▶ _Given instruction_: Report the number of lines containing "Committee", with no other words.

Data items:
--------------------
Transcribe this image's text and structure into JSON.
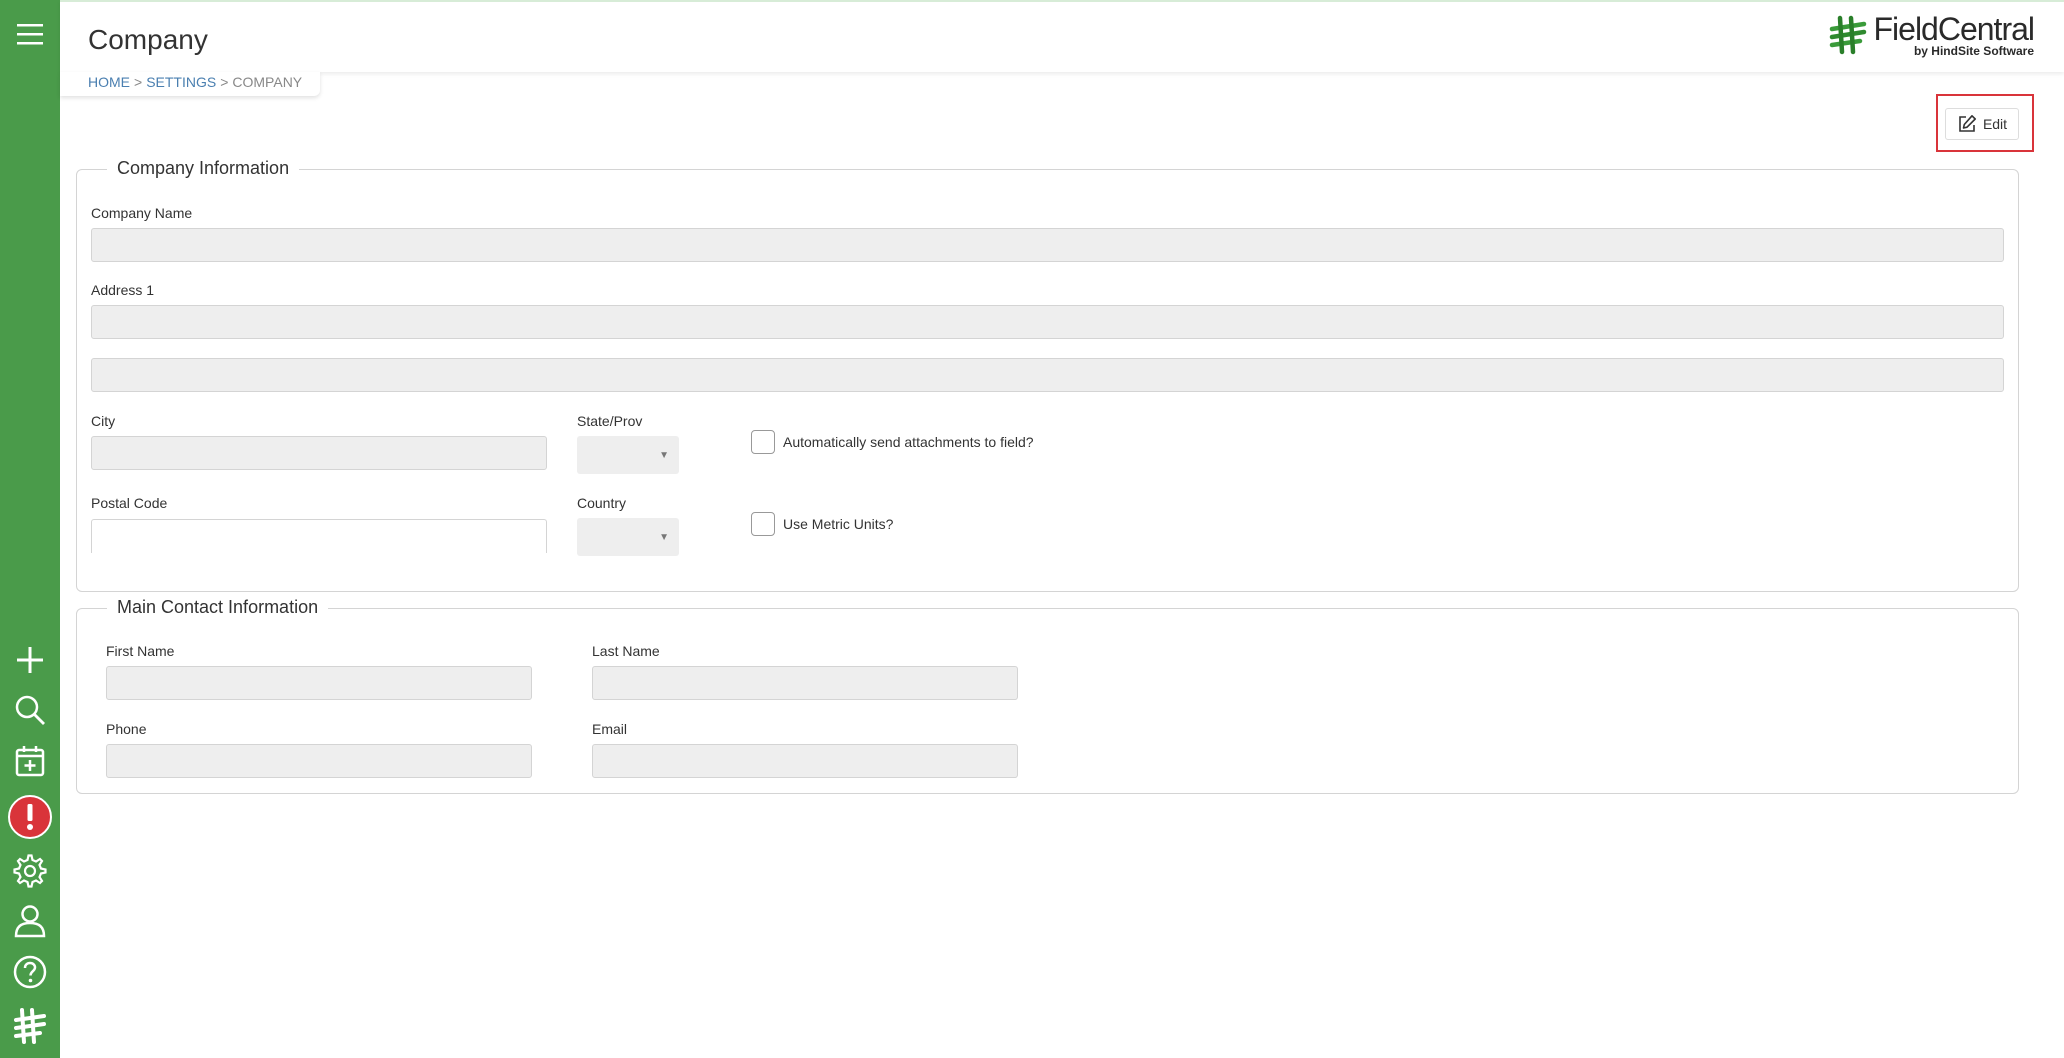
{
  "header": {
    "title": "Company",
    "logo_name": "FieldCentral",
    "logo_sub": "by HindSite Software"
  },
  "breadcrumb": {
    "home": "HOME",
    "settings": "SETTINGS",
    "current": "COMPANY",
    "separator": ">"
  },
  "toolbar": {
    "edit_label": "Edit"
  },
  "company_info": {
    "legend": "Company Information",
    "company_name_label": "Company Name",
    "company_name_value": "",
    "address1_label": "Address 1",
    "address1_value": "",
    "address2_value": "",
    "city_label": "City",
    "city_value": "",
    "state_label": "State/Prov",
    "state_value": "",
    "postal_label": "Postal Code",
    "postal_value": "",
    "country_label": "Country",
    "country_value": "",
    "auto_send_label": "Automatically send attachments to field?",
    "metric_label": "Use Metric Units?"
  },
  "main_contact": {
    "legend": "Main Contact Information",
    "first_name_label": "First Name",
    "last_name_label": "Last Name",
    "phone_label": "Phone",
    "email_label": "Email"
  },
  "colors": {
    "sidebar": "#4a9b4a",
    "alert": "#d9343a",
    "link": "#4a7fb0"
  },
  "sidebar_icons": [
    "menu-icon",
    "plus-icon",
    "search-icon",
    "calendar-add-icon",
    "alert-icon",
    "gear-icon",
    "user-icon",
    "help-icon",
    "fieldcentral-logo-icon"
  ]
}
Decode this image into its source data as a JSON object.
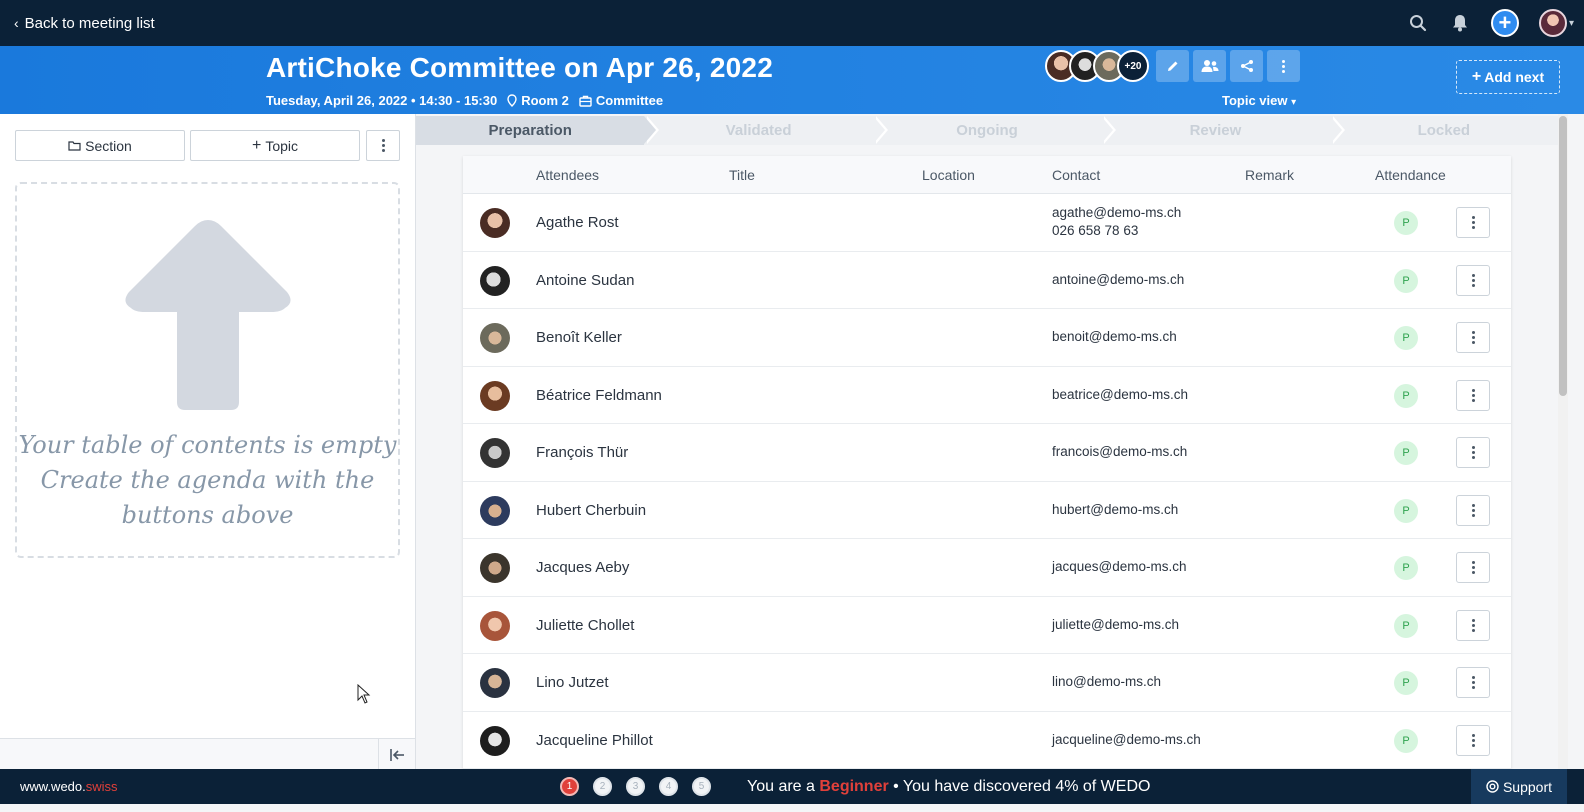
{
  "topnav": {
    "back_label": "Back to meeting list"
  },
  "header": {
    "title": "ArtiChoke Committee on Apr 26, 2022",
    "date": "Tuesday, April 26, 2022 • 14:30 - 15:30",
    "room": "Room 2",
    "group": "Committee",
    "extra_attendees": "+20",
    "topic_view": "Topic view",
    "add_next": "Add next"
  },
  "leftpanel": {
    "section_button": "Section",
    "topic_button": "Topic",
    "empty_line1": "Your table of contents is empty",
    "empty_line2": "Create the agenda with the buttons above"
  },
  "stepper": [
    "Preparation",
    "Validated",
    "Ongoing",
    "Review",
    "Locked"
  ],
  "table": {
    "headers": [
      "Attendees",
      "Title",
      "Location",
      "Contact",
      "Remark",
      "Attendance"
    ],
    "rows": [
      {
        "name": "Agathe Rost",
        "email": "agathe@demo-ms.ch",
        "phone": "026 658 78 63",
        "attendance": "P"
      },
      {
        "name": "Antoine Sudan",
        "email": "antoine@demo-ms.ch",
        "phone": "",
        "attendance": "P"
      },
      {
        "name": "Benoît Keller",
        "email": "benoit@demo-ms.ch",
        "phone": "",
        "attendance": "P"
      },
      {
        "name": "Béatrice Feldmann",
        "email": "beatrice@demo-ms.ch",
        "phone": "",
        "attendance": "P"
      },
      {
        "name": "François Thür",
        "email": "francois@demo-ms.ch",
        "phone": "",
        "attendance": "P"
      },
      {
        "name": "Hubert Cherbuin",
        "email": "hubert@demo-ms.ch",
        "phone": "",
        "attendance": "P"
      },
      {
        "name": "Jacques Aeby",
        "email": "jacques@demo-ms.ch",
        "phone": "",
        "attendance": "P"
      },
      {
        "name": "Juliette Chollet",
        "email": "juliette@demo-ms.ch",
        "phone": "",
        "attendance": "P"
      },
      {
        "name": "Lino Jutzet",
        "email": "lino@demo-ms.ch",
        "phone": "",
        "attendance": "P"
      },
      {
        "name": "Jacqueline Phillot",
        "email": "jacqueline@demo-ms.ch",
        "phone": "",
        "attendance": "P"
      }
    ]
  },
  "bottombar": {
    "site_part1": "www.wedo.",
    "site_part2": "swiss",
    "levels": [
      "1",
      "2",
      "3",
      "4",
      "5"
    ],
    "progress_prefix": "You are a ",
    "level_name": "Beginner",
    "progress_suffix": " • You have discovered 4% of WEDO",
    "support": "Support"
  },
  "colors": {
    "nav_bg": "#0b2137",
    "header_blue": "#1a79dc",
    "accent_red": "#e0403a",
    "present_green": "#d6f5de"
  }
}
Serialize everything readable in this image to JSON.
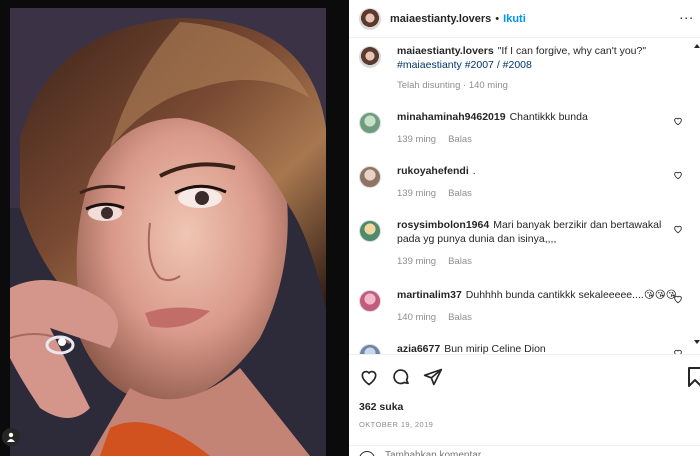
{
  "post": {
    "username": "maiaestianty.lovers",
    "separator": "•",
    "follow_label": "Ikuti",
    "more_label": "..."
  },
  "caption": {
    "username": "maiaestianty.lovers",
    "text": "\"If I can forgive, why can't you?\"",
    "tags": "#maiaestianty #2007 / #2008",
    "edited": "Telah disunting · 140 ming"
  },
  "comments": [
    {
      "username": "minahaminah9462019",
      "text": "Chantikkk bunda",
      "time": "139 ming",
      "reply": "Balas"
    },
    {
      "username": "rukoyahefendi",
      "text": ".",
      "time": "139 ming",
      "reply": "Balas"
    },
    {
      "username": "rosysimbolon1964",
      "text": "Mari banyak berzikir dan bertawakal pada yg punya dunia dan isinya,,,,",
      "time": "139 ming",
      "reply": "Balas"
    },
    {
      "username": "martinalim37",
      "text": "Duhhhh bunda cantikkk sekaleeeee....😘😘😘",
      "time": "140 ming",
      "reply": "Balas"
    },
    {
      "username": "azia6677",
      "text": "Bun mirip Celine Dion",
      "time": "",
      "reply": ""
    }
  ],
  "actions": {
    "likes": "362 suka",
    "date": "OKTOBER 19, 2019",
    "comment_placeholder": "Tambahkan komentar..."
  },
  "colors": {
    "link": "#0095f6",
    "hashtag": "#00376b",
    "muted": "#8e8e8e",
    "text": "#262626"
  }
}
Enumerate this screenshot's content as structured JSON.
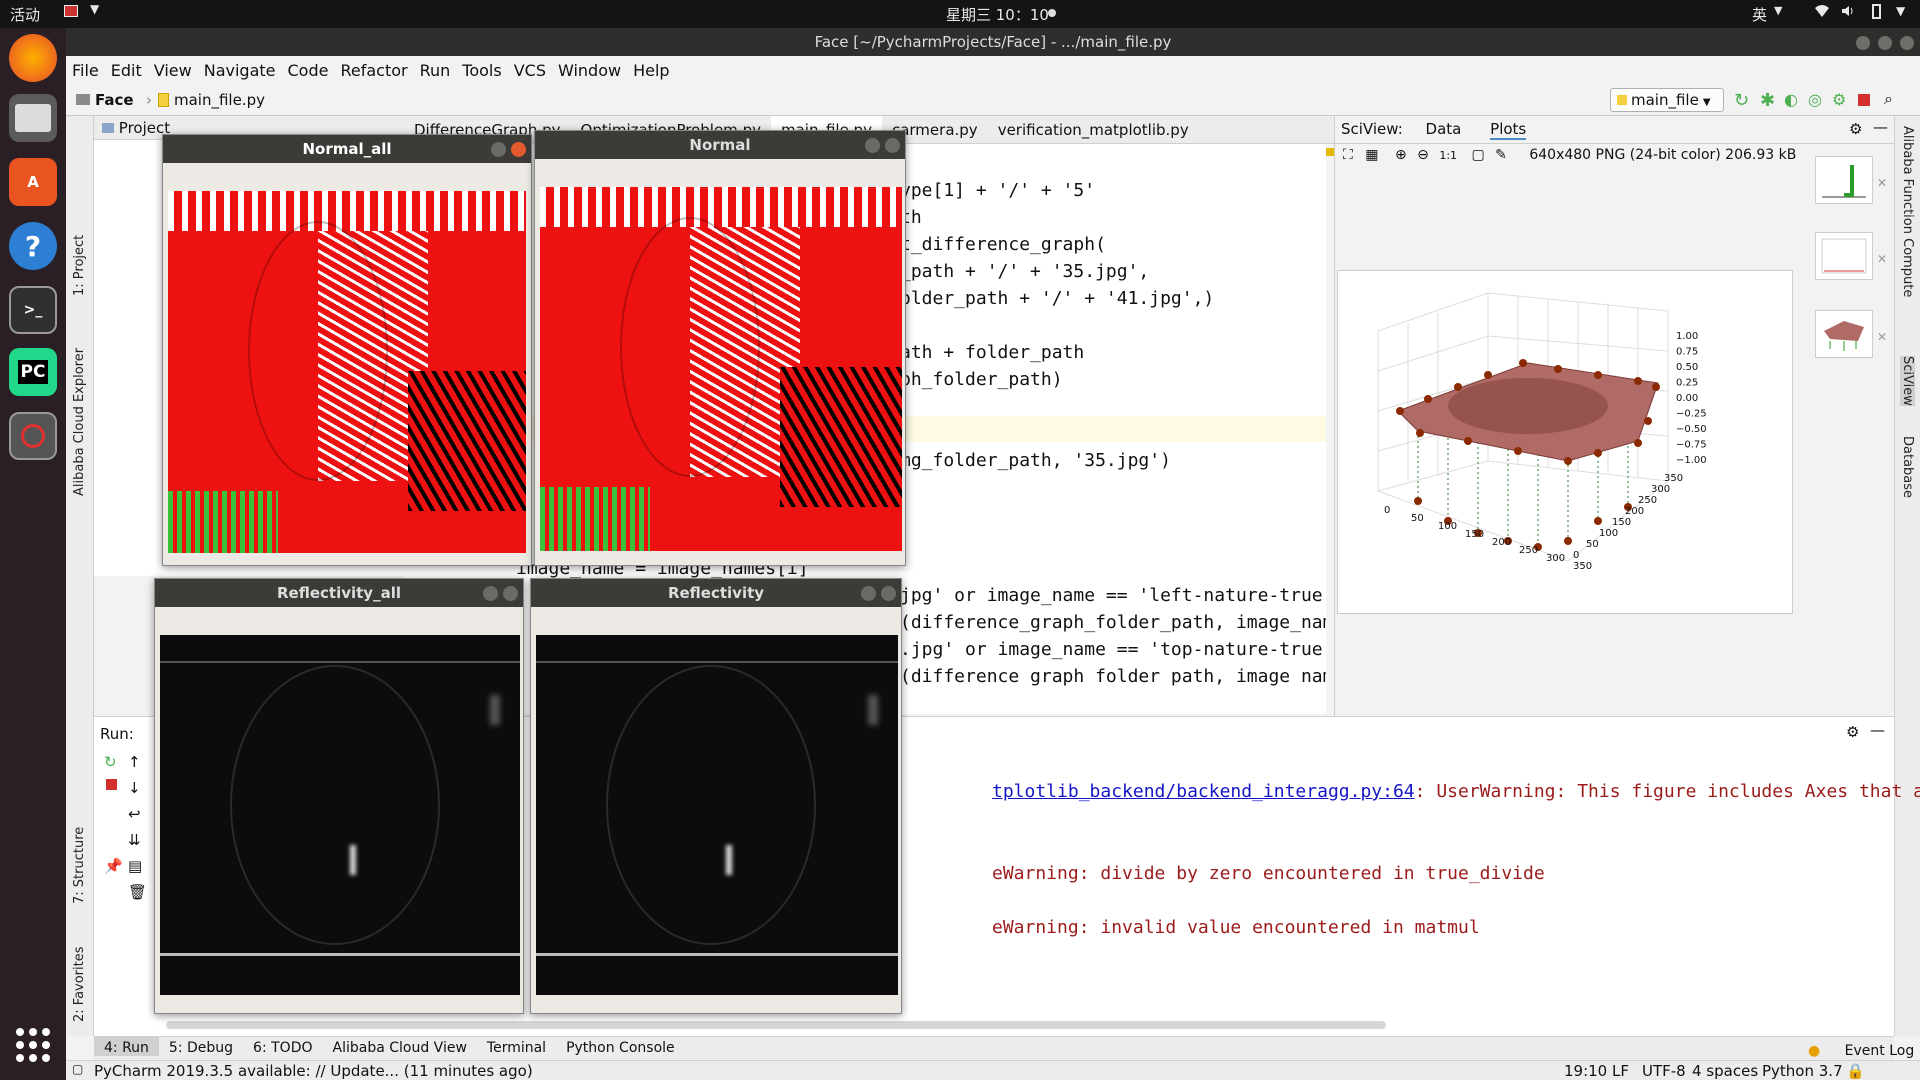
{
  "topbar": {
    "activities": "活动",
    "clock": "星期三 10：10",
    "ime": "英"
  },
  "window": {
    "title": "Face [~/PycharmProjects/Face] - .../main_file.py"
  },
  "menu": [
    "File",
    "Edit",
    "View",
    "Navigate",
    "Code",
    "Refactor",
    "Run",
    "Tools",
    "VCS",
    "Window",
    "Help"
  ],
  "nav": {
    "project": "Face",
    "file": "main_file.py",
    "run_config": "main_file"
  },
  "project_panel": {
    "title": "Project"
  },
  "left_tools": [
    "1: Project",
    "Alibaba Cloud Explorer",
    "7: Structure",
    "2: Favorites"
  ],
  "right_tools": [
    "Alibaba Function Compute",
    "SciView",
    "Database"
  ],
  "tabs": [
    "DifferenceGraph.py",
    "OptimizationProblem.py",
    "main_file.py",
    "carmera.py",
    "verification_matplotlib.py"
  ],
  "code": {
    "l1": "ype[1] + '/' + '5'",
    "l2": "th",
    "l3": "t_difference_graph(",
    "l4": "_path + '/' + '35.jpg',",
    "l5": "older_path + '/' + '41.jpg',)",
    "l6": "ath + folder_path",
    "l7": "ph_folder_path)",
    "l8": "mg_folder_path, '35.jpg')",
    "l9": "image_name = image_names[i]",
    "l10": "jpg' or image_name == 'left-nature-true",
    "l11": "(difference_graph_folder_path, image_nam",
    "l12": ".jpg' or image_name == 'top-nature-true",
    "l13": "(difference graph folder path, image nam"
  },
  "sciview": {
    "title": "SciView:",
    "tab_data": "Data",
    "tab_plots": "Plots",
    "info": "640x480 PNG (24-bit color) 206.93 kB",
    "zoom_label": "1:1"
  },
  "plot": {
    "z_ticks": [
      "1.00",
      "0.75",
      "0.50",
      "0.25",
      "0.00",
      "−0.25",
      "−0.50",
      "−0.75",
      "−1.00"
    ],
    "x_ticks": [
      "0",
      "50",
      "100",
      "150",
      "200",
      "250",
      "300",
      "350"
    ],
    "y_ticks": [
      "350",
      "300",
      "250",
      "200",
      "150",
      "100",
      "50",
      "0"
    ]
  },
  "run": {
    "label": "Run:",
    "line1_link": "tplotlib_backend/backend_interagg.py:64",
    "line1_rest": ": UserWarning: This figure includes Axes that are no",
    "line2": "eWarning: divide by zero encountered in true_divide",
    "line3": "eWarning: invalid value encountered in matmul"
  },
  "toolwindows": [
    "4: Run",
    "5: Debug",
    "6: TODO",
    "Alibaba Cloud View",
    "Terminal",
    "Python Console",
    "Event Log"
  ],
  "status": {
    "update": "PyCharm 2019.3.5 available: // Update... (11 minutes ago)",
    "position": "19:10",
    "line_sep": "LF",
    "encoding": "UTF-8",
    "indent": "4 spaces",
    "interpreter": "Python 3.7"
  },
  "cv_windows": {
    "w1": "Normal_all",
    "w2": "Normal",
    "w3": "Reflectivity_all",
    "w4": "Reflectivity"
  },
  "colors": {
    "accent": "#4a88c7",
    "error_text": "#9b1b1b",
    "red_map": "#ee1111"
  }
}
--------------------
▶ _Solution to the exercise_: 2